Take each line containing "changes" and report it exactly as written.

##############################

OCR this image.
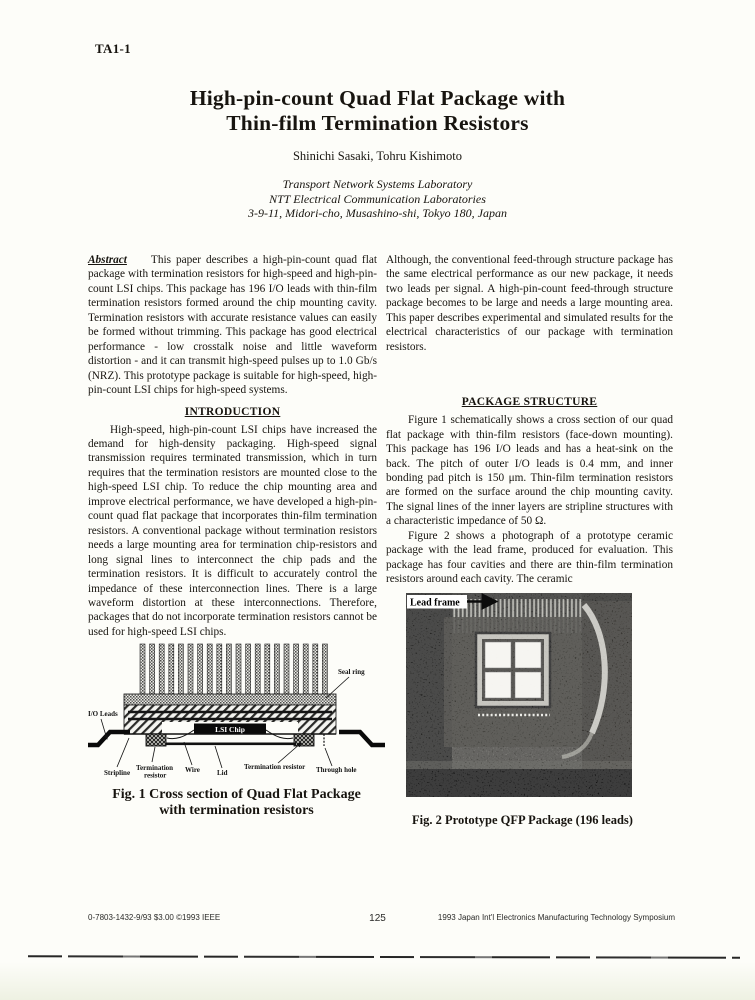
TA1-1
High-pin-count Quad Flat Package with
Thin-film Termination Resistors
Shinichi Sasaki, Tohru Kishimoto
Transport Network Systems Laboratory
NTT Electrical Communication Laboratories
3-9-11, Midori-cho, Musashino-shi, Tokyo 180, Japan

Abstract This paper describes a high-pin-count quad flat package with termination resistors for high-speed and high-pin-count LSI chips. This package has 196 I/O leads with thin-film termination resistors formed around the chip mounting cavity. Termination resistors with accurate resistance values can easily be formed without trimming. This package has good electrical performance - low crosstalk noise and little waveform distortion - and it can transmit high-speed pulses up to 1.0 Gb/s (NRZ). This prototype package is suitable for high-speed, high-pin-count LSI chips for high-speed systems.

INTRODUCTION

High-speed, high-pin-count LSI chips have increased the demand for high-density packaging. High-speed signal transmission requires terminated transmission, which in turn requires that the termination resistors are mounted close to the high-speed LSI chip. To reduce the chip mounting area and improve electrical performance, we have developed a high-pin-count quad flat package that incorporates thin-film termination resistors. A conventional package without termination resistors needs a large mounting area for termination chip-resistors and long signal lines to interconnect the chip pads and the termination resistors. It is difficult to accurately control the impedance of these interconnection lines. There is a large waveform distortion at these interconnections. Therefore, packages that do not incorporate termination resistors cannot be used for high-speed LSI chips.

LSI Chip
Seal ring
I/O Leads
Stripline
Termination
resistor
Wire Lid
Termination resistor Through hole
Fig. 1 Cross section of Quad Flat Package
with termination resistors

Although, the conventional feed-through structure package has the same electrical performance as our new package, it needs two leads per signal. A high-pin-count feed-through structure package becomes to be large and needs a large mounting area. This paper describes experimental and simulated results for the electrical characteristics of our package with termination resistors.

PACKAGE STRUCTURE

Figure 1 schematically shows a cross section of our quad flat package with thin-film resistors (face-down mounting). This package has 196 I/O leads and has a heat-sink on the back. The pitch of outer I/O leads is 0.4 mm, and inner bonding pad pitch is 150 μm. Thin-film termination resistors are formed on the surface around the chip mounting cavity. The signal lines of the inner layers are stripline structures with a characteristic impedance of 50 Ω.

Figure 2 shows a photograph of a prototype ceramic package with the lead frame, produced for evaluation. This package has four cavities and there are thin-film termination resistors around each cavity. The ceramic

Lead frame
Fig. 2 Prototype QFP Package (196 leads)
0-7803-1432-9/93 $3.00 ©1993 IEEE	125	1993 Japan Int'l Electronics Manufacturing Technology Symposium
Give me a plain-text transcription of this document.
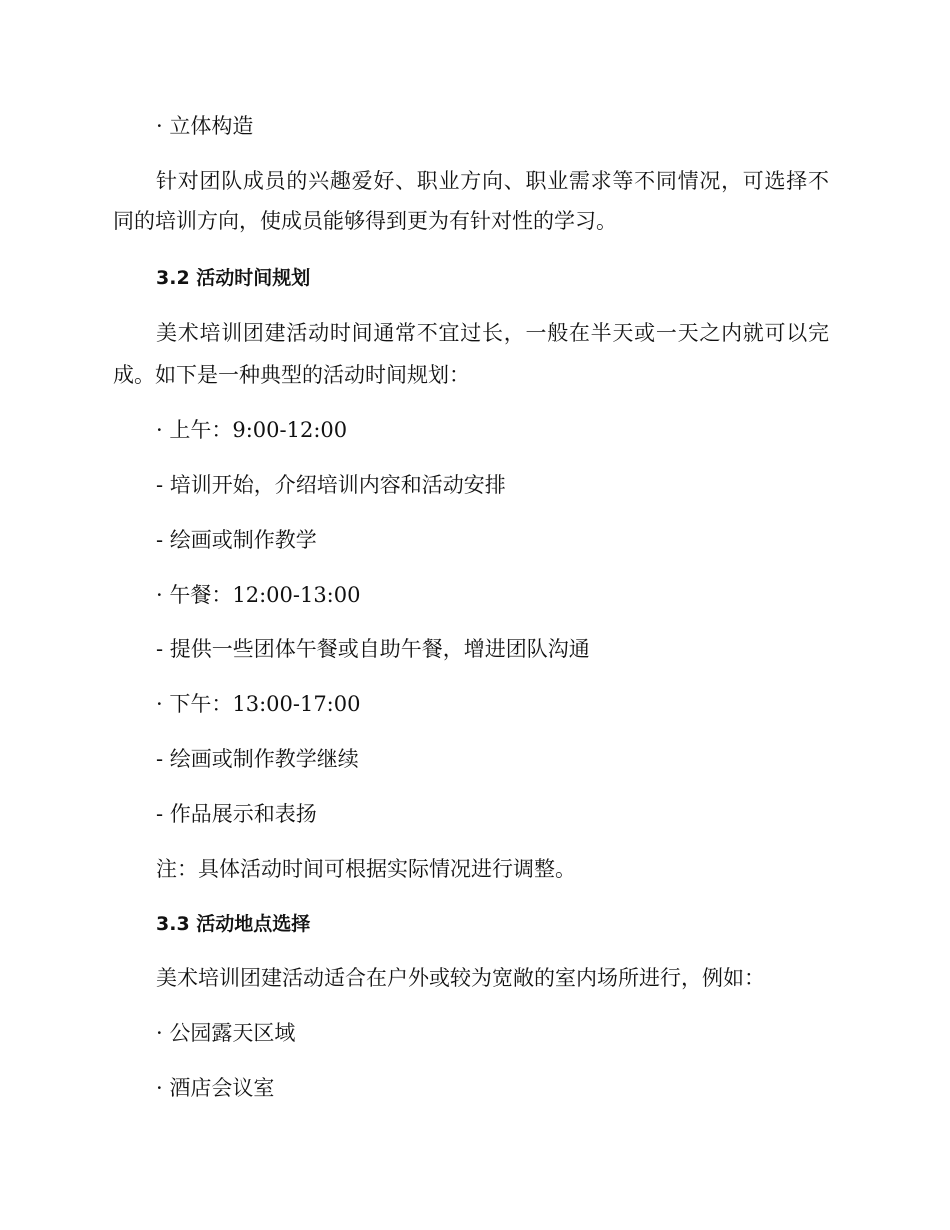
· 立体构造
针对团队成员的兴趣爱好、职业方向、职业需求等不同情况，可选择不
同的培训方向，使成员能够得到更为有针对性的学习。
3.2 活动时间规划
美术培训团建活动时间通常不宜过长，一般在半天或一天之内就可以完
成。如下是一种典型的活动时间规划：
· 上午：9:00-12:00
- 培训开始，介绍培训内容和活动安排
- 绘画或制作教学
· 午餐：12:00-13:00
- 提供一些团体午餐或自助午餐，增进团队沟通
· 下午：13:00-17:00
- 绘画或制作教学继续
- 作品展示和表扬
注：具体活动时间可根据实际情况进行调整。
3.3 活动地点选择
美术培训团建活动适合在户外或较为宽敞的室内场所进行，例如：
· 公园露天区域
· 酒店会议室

##############################

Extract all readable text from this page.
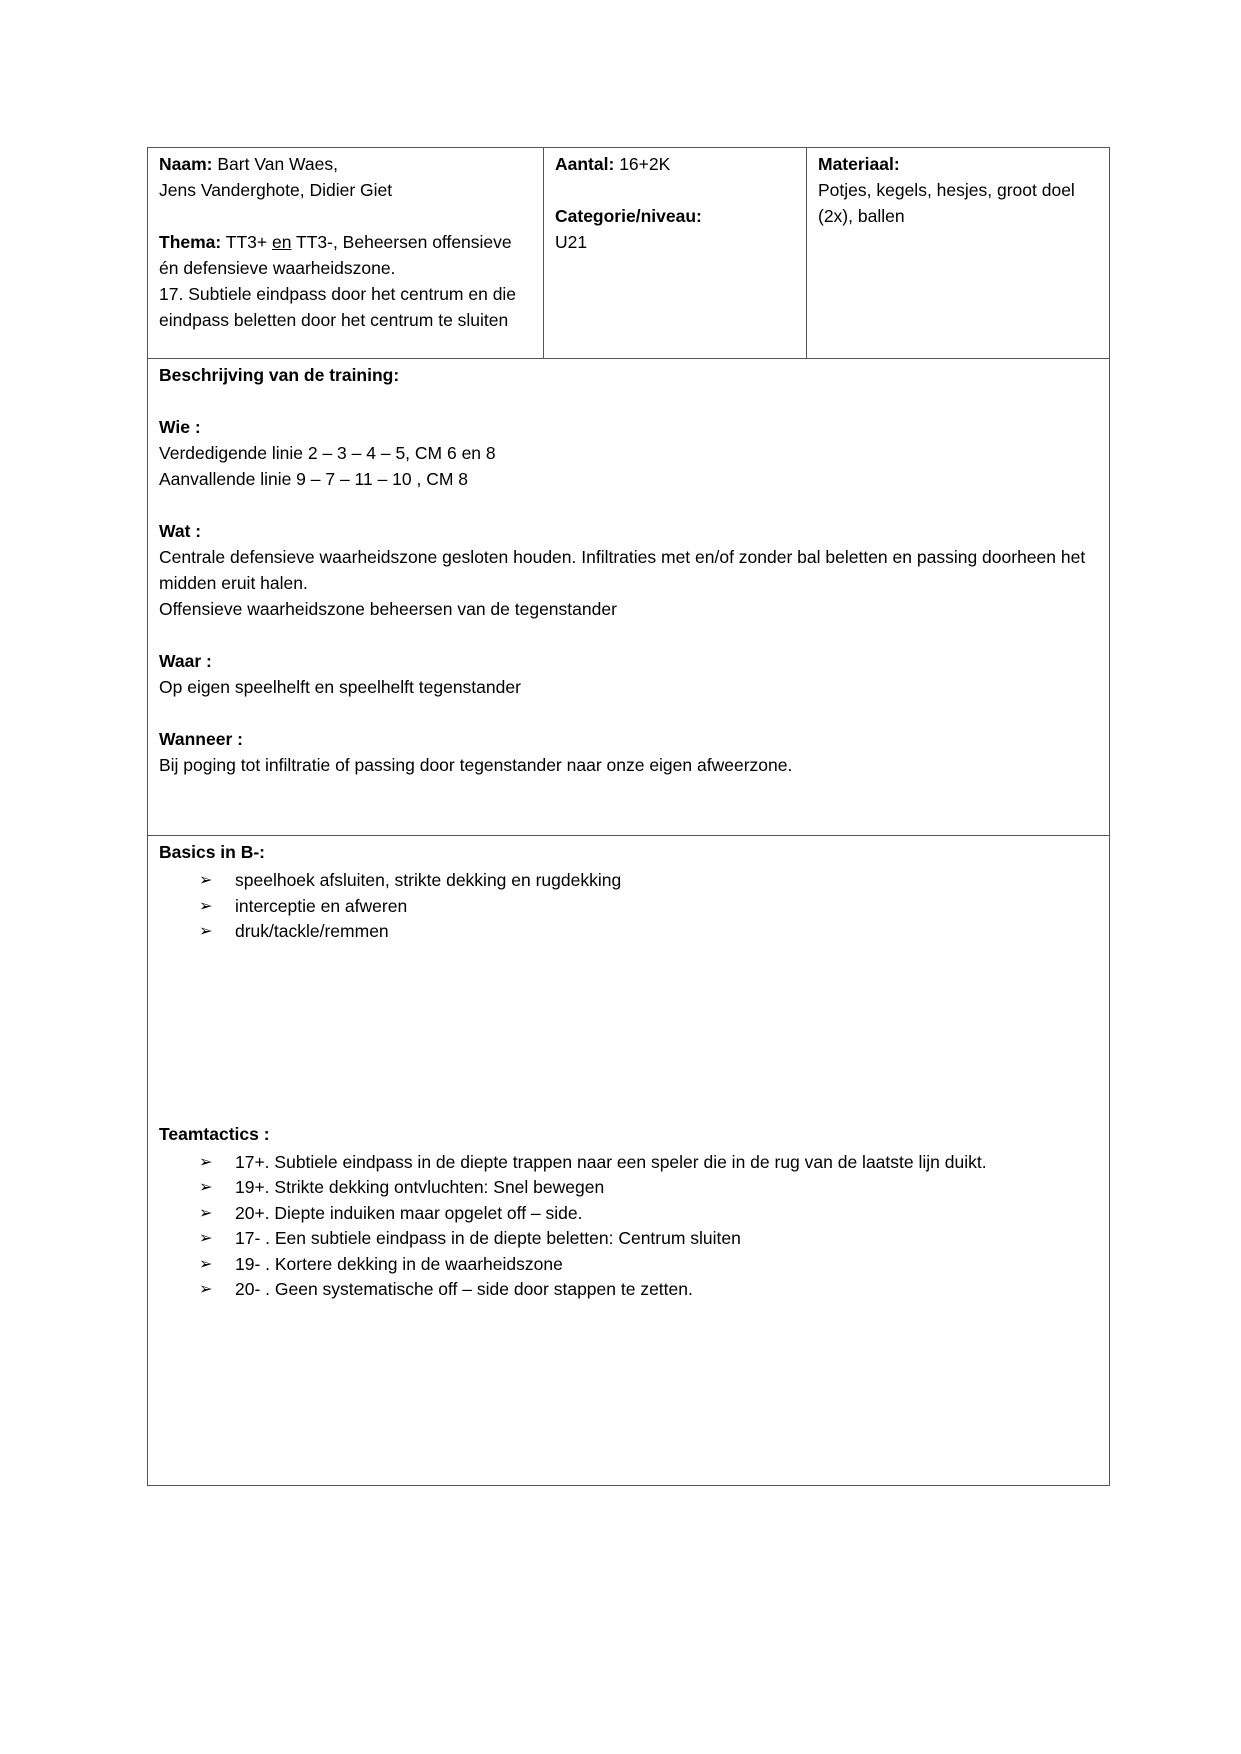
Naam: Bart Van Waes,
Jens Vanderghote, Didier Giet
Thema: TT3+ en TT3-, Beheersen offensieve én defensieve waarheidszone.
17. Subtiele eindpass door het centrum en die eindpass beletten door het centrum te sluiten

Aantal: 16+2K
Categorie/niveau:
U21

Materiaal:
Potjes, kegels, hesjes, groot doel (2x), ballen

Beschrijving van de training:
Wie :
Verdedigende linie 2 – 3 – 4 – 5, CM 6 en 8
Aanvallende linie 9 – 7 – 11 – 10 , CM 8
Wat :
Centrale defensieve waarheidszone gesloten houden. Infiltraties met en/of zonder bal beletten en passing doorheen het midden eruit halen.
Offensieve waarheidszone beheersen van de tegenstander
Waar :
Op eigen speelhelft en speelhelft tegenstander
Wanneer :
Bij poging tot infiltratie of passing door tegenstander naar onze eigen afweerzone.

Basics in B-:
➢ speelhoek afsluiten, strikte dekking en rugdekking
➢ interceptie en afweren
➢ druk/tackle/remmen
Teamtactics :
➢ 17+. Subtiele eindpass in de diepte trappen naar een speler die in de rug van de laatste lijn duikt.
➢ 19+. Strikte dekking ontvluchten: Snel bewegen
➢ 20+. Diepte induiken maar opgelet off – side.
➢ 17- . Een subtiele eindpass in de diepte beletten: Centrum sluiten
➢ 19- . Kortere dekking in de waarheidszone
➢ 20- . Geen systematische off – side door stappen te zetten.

##############################

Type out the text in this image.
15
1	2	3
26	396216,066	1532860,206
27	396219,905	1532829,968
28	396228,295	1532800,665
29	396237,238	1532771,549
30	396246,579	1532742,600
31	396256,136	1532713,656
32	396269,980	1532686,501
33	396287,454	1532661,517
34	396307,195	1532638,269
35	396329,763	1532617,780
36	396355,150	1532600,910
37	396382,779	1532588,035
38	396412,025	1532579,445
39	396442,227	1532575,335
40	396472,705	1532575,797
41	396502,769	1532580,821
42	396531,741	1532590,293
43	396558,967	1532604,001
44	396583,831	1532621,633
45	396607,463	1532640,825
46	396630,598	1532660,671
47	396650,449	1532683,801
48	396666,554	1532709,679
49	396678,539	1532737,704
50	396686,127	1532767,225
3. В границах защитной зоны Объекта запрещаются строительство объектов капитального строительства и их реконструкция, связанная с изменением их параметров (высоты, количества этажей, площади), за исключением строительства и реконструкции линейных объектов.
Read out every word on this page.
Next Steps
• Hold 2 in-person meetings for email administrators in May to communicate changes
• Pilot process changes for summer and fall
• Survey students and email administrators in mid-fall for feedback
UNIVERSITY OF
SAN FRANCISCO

##############################

| RESPONSE TO THE TASK |
• Hold 2 in-person meetings for email administrators in May to communicate changes
• Pilot process changes for summer and fall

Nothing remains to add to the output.